Job 1 –
In the Aran coast passage, how much lower are the strata on the landward side of the glen than on the seaward side?
Job 2 –
Condense the paragraph of the Aran coast passage that begins "Half a mile on" into a short list of its main points.
Job 3 –
Using the Aran coast passage, explain how the cliffman came to fall to his death at An Carnán.

Provided passage –
-- Start --

Once past An Sliabh Mór the coast steps down sharply over a scarp leading inland to the village of Bun Gabhla hidden in a
hollow
to the north. Then the gravity-demons that rule the heights make a last stand on An Carnán, a curious turret of rock, half a conical hillock left hanging over the sea by recession of the cliffs. A cliffman who had spent some years in America and forgotten his native skills fell to his death here once. He was being lowered down on a rope, and clumsily let himself turn away from the cliff so that the rope caught in a crevice. The team tried to jerk it free, and it broke.
Half a mile on, the coast drops again by one main division of the limestone, where the upper storey of the cliff turns inland and runs northwards. A ledge marking the shale band between that storey and the one beneath it leads back along the sea-cliff from that same place, and although it narrows rather alarmingly at one point and there is still a considerable drop of perhaps forty or fifty feet below, one should master ones nerves and go along it and
look up at the face of Binn an Iarainn, the cliff of the iron, which is marvellously streaked from top to bottom with every colour of a rusty spectrum.
The opening of this ledge (Ulán na gCrosán, the ledge of the razorbills) is a natural resting-point from which to study the final quarter-mile of coast that lies ahead, a study that throws a light on all that has gone before, the entire succession of the bays and promontories of Barr Aille. A storm beach has formed along the lower tract of shore between this point and an isolated flat-topped hillock that terminates the southern coast. This hillock stands a little south of the general line of the coast, and the glen that cuts it off from the rest of Árainn is, with one exception, unique in the island in that it runs parallel to that line. The heaped boulders of the storm beach obscure the nearer end of the glen, but one can see that it is continued in an east-south-easterly direction by a
little
gorge running down into the sea, where breakers seem to
extrapolate
its trend back along the line of the cliffs. The southern side of this gorge is a peculiarly smooth rock face like that of the fault-plane revealed at An Sraoilleán, for the relative movement here has left the strata on the landward side of the glen about twelve feet lower than their continuations on the seaward side. Apart from the two very small faults encountered previously, this is the first sign of such disruption of the rock-layers we have come across, every other valley in Aran being explicable in terms of
erosion
opening up joints of the limestone, without relative
movement
of the ground on either side.

-- End --

Information provided –
-- Start --

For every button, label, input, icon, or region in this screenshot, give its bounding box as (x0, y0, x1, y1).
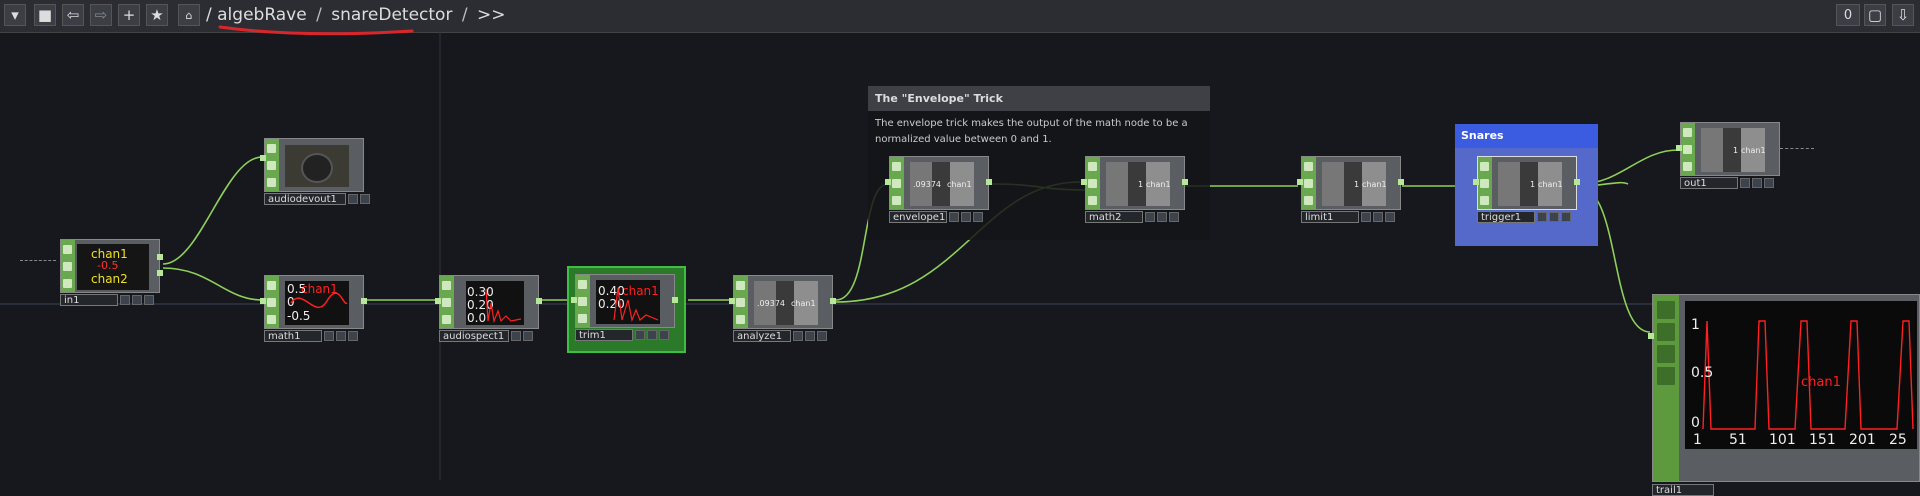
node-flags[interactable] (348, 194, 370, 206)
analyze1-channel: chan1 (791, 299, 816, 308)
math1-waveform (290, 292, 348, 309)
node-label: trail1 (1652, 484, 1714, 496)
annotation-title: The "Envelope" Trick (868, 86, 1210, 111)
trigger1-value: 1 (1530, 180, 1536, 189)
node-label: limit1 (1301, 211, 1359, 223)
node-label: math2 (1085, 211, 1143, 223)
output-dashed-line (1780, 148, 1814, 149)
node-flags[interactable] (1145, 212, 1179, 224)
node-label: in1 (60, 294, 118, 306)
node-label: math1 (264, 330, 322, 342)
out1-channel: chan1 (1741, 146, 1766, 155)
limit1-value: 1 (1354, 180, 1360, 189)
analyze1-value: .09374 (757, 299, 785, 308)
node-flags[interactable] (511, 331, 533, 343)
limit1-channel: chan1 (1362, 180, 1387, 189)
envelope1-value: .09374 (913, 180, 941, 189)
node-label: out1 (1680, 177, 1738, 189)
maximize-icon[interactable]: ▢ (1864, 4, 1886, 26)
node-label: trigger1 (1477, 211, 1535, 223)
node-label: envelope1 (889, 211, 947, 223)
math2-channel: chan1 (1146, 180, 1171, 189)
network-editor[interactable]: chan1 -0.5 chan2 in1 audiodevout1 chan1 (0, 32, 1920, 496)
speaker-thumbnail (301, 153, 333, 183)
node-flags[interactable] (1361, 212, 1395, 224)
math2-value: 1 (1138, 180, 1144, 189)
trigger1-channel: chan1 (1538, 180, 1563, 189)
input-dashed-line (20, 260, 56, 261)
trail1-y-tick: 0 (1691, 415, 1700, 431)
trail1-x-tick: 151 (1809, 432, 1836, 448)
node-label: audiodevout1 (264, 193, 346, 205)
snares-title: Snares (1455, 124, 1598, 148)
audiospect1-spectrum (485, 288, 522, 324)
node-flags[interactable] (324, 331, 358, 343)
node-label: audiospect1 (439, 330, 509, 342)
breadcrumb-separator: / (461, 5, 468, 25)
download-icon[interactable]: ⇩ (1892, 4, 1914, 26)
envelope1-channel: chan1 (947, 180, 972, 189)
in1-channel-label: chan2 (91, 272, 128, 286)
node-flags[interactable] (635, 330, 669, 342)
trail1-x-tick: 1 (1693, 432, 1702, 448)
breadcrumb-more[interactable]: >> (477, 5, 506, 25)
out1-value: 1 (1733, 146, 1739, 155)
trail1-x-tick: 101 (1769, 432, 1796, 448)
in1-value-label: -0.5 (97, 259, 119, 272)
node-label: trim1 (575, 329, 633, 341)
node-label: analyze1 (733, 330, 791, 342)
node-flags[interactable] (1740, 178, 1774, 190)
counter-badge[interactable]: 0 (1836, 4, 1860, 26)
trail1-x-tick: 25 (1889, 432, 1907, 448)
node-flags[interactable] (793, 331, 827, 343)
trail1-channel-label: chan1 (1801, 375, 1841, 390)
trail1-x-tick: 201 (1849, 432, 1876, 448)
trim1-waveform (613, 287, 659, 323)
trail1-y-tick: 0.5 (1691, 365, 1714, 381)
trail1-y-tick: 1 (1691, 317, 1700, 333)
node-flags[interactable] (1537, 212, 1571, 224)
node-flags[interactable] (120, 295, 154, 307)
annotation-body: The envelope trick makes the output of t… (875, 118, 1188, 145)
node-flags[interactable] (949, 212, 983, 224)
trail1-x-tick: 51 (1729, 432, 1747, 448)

-- End --

Task answer 1 –
About twelve feet lower.

Task answer 2 –
- Half a mile on, the coast drops again by one main division of the limestone, and the upper storey of the cliff turns inland and runs north.
- From that place, a ledge marking the shale band between that storey and the one below it leads back along the sea-cliff.
- The ledge narrows rather alarmingly at one point, with a drop of perhaps forty or fifty feet below.
- It is still worth going along it to look up at Binn an Iarainn, the cliff of the iron, which is streaked from top to bottom with every color of a rusty spectrum.

Task answer 3 –
While being lowered on a rope, he clumsily let himself turn away from the cliff, so the rope caught in a crevice. The team tried to jerk it free, and the rope broke.